Input records:
+++++

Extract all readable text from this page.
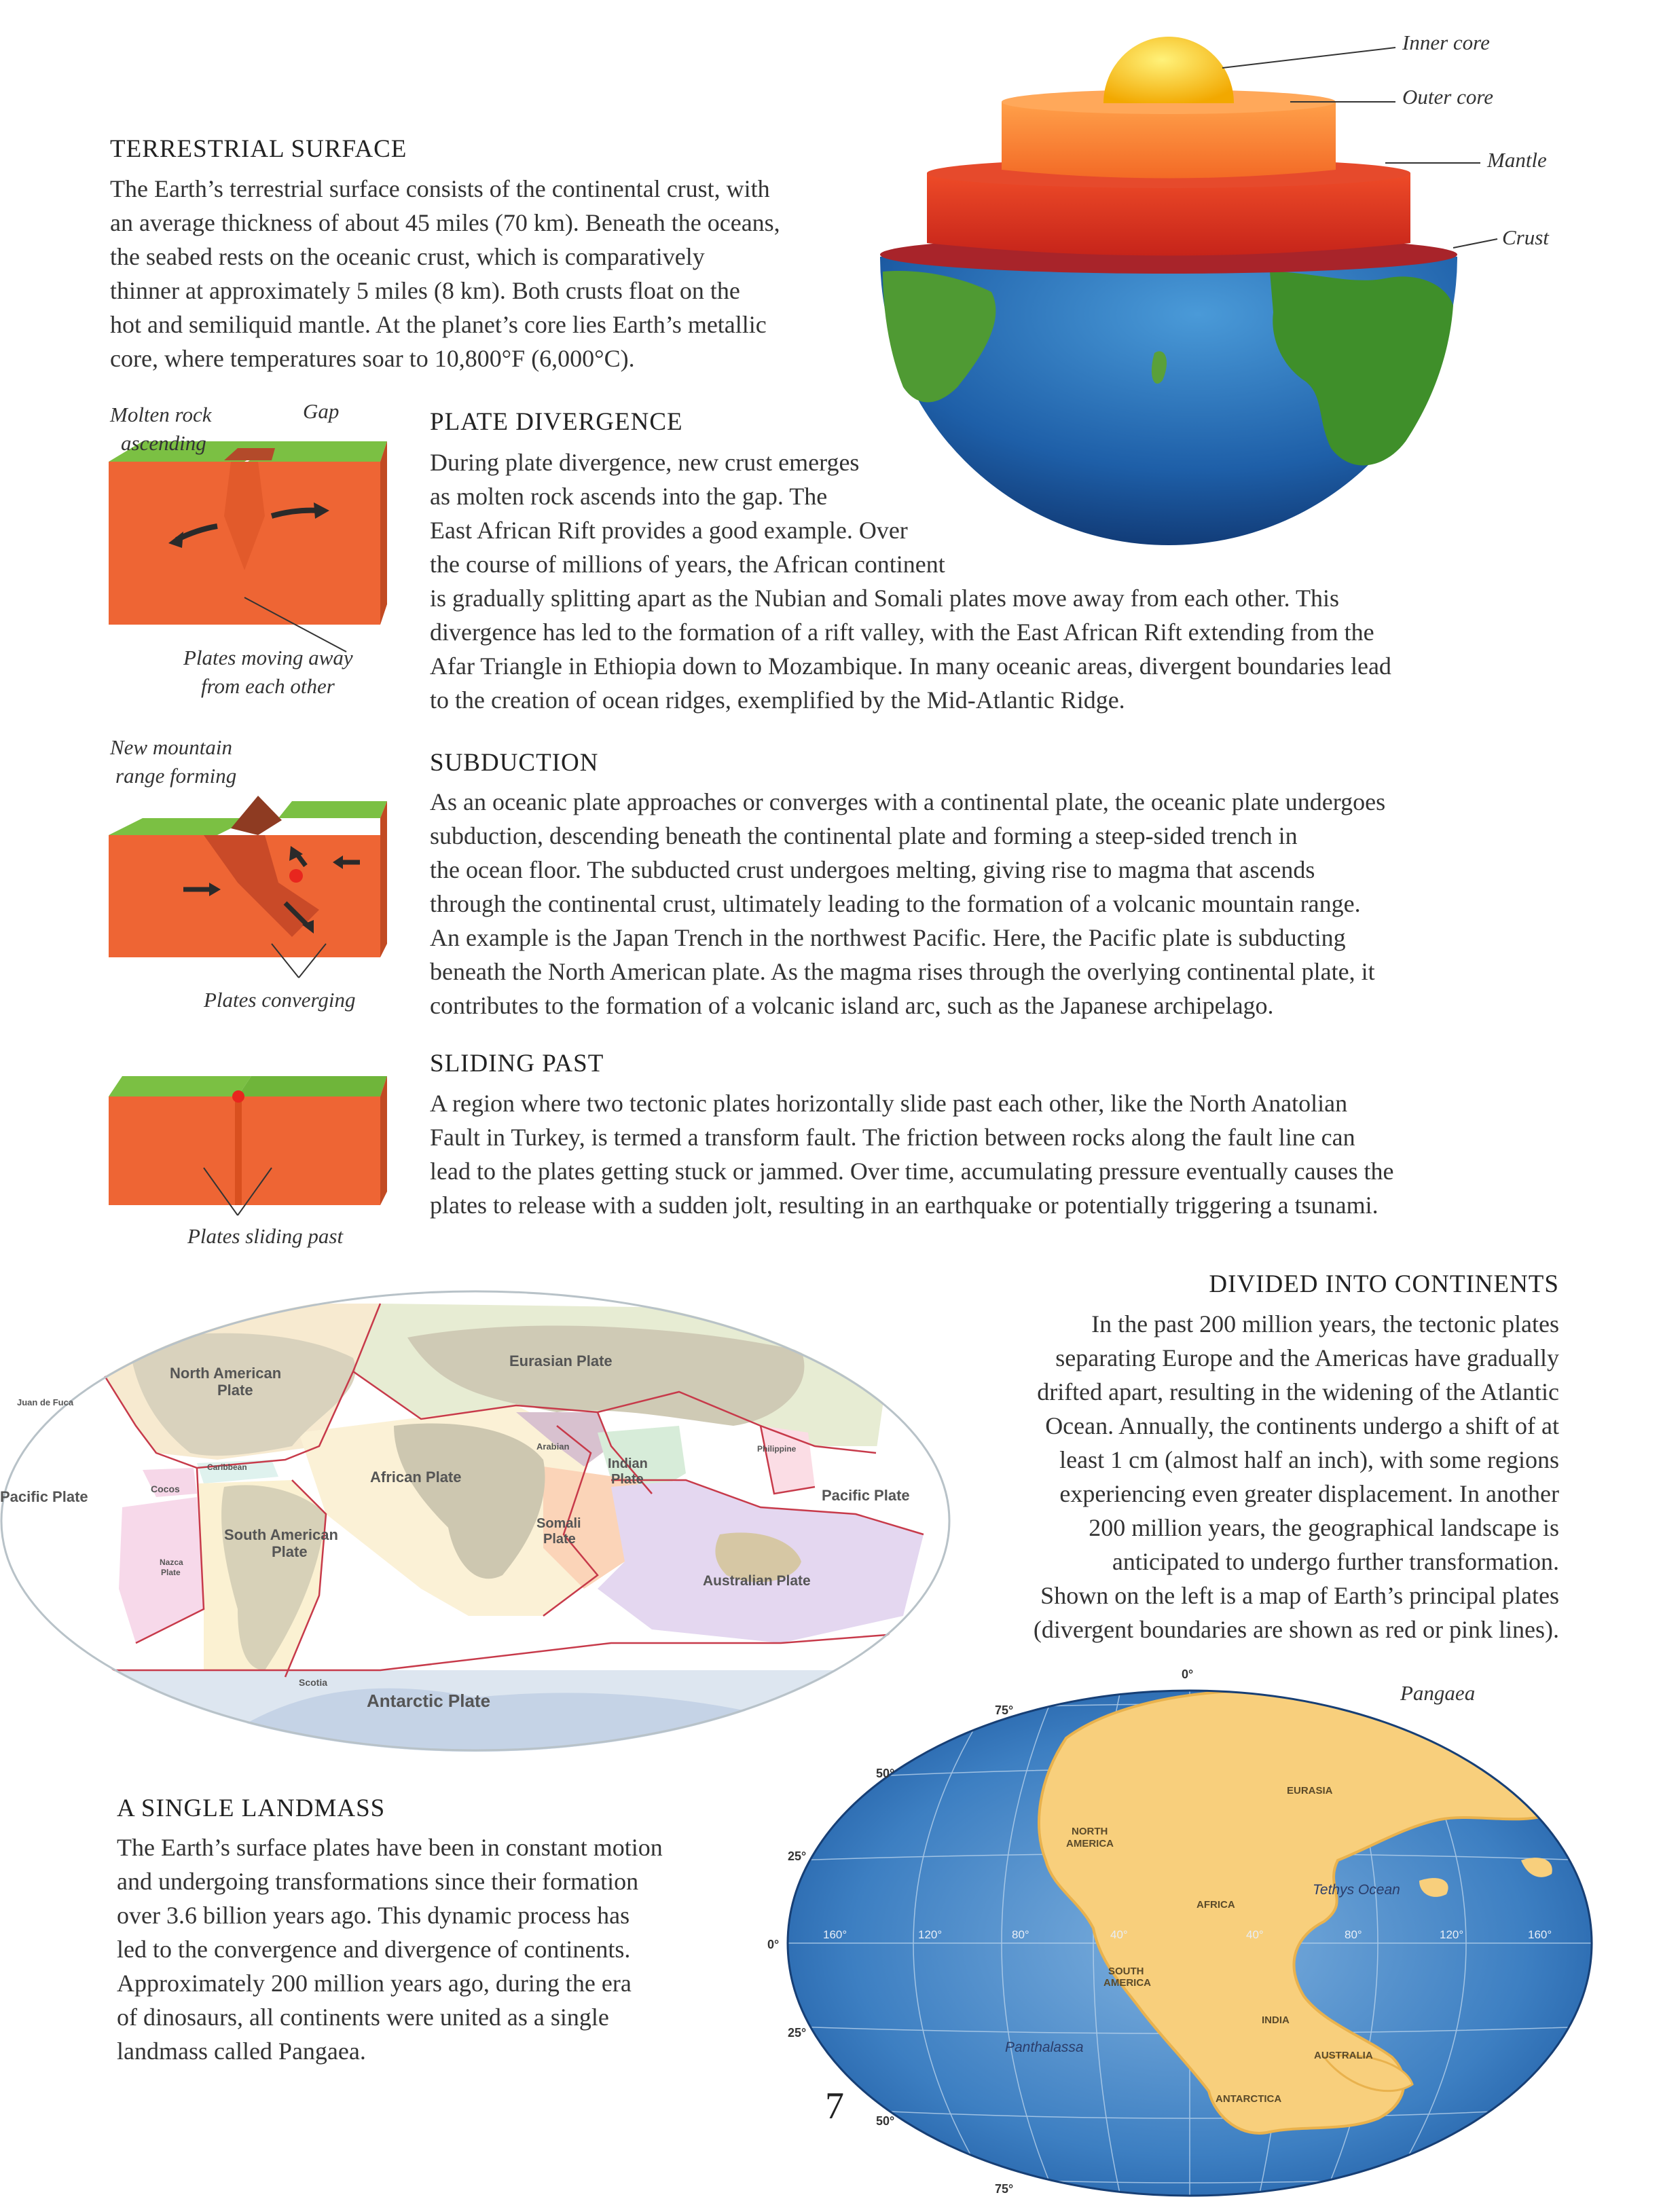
Inner core
Outer core
Mantle
Crust
TERRESTRIAL SURFACE

The Earth’s terrestrial surface consists of the continental crust, with

an average thickness of about 45 miles (70 km). Beneath the oceans,

the seabed rests on the oceanic crust, which is comparatively

thinner at approximately 5 miles (8 km). Both crusts float on the

hot and semiliquid mantle. At the planet’s core lies Earth’s metallic

core, where temperatures soar to 10,800°F (6,000°C).

Molten rock
ascending
Gap
Plates moving away
from each other
PLATE DIVERGENCE

During plate divergence, new crust emerges

as molten rock ascends into the gap. The

East African Rift provides a good example. Over

the course of millions of years, the African continent

is gradually splitting apart as the Nubian and Somali plates move away from each other. This

divergence has led to the formation of a rift valley, with the East African Rift extending from the

Afar Triangle in Ethiopia down to Mozambique. In many oceanic areas, divergent boundaries lead

to the creation of ocean ridges, exemplified by the Mid-Atlantic Ridge.

New mountain
range forming
Plates converging
SUBDUCTION

As an oceanic plate approaches or converges with a continental plate, the oceanic plate undergoes

subduction, descending beneath the continental plate and forming a steep-sided trench in

the ocean floor. The subducted crust undergoes melting, giving rise to magma that ascends

through the continental crust, ultimately leading to the formation of a volcanic mountain range.

An example is the Japan Trench in the northwest Pacific. Here, the Pacific plate is subducting

beneath the North American plate. As the magma rises through the overlying continental plate, it

contributes to the formation of a volcanic island arc, such as the Japanese archipelago.

Plates sliding past
SLIDING PAST

A region where two tectonic plates horizontally slide past each other, like the North Anatolian

Fault in Turkey, is termed a transform fault. The friction between rocks along the fault line can

lead to the plates getting stuck or jammed. Over time, accumulating pressure eventually causes the

plates to release with a sudden jolt, resulting in an earthquake or potentially triggering a tsunami.

DIVIDED INTO CONTINENTS

In the past 200 million years, the tectonic plates

separating Europe and the Americas have gradually

drifted apart, resulting in the widening of the Atlantic

Ocean. Annually, the continents undergo a shift of at

least 1 cm (almost half an inch), with some regions

experiencing even greater displacement. In another

200 million years, the geographical landscape is

anticipated to undergo further transformation.

Shown on the left is a map of Earth’s principal plates

(divergent boundaries are shown as red or pink lines).

Juan de Fuca
Pacific Plate
North American
Plate
Caribbean
Cocos
Nazca
Plate
South American
Plate
Scotia
Eurasian Plate
African Plate
Arabian
Indian
Plate
Philippine
Somali
Plate
Pacific Plate
Australian Plate
Antarctic Plate
A SINGLE LANDMASS

The Earth’s surface plates have been in constant motion

and undergoing transformations since their formation

over 3.6 billion years ago. This dynamic process has

led to the convergence and divergence of continents.

Approximately 200 million years ago, during the era

of dinosaurs, all continents were united as a single

landmass called Pangaea.

EURASIA
NORTH
AMERICA
AFRICA
SOUTH
AMERICA
INDIA
AUSTRALIA
ANTARCTICA
Tethys Ocean
Panthalassa
0°
75°
50°
25°
0°
25°
50°
75°
160°	120°	80°	40°	40°	80°	120°	160°
Pangaea
7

+++++

Written request:
Look through the entries above; copy every line holding the string "magma".

Correct result:
the ocean floor. The subducted crust undergoes melting, giving rise to magma that ascends
beneath the North American plate. As the magma rises through the overlying continental plate, it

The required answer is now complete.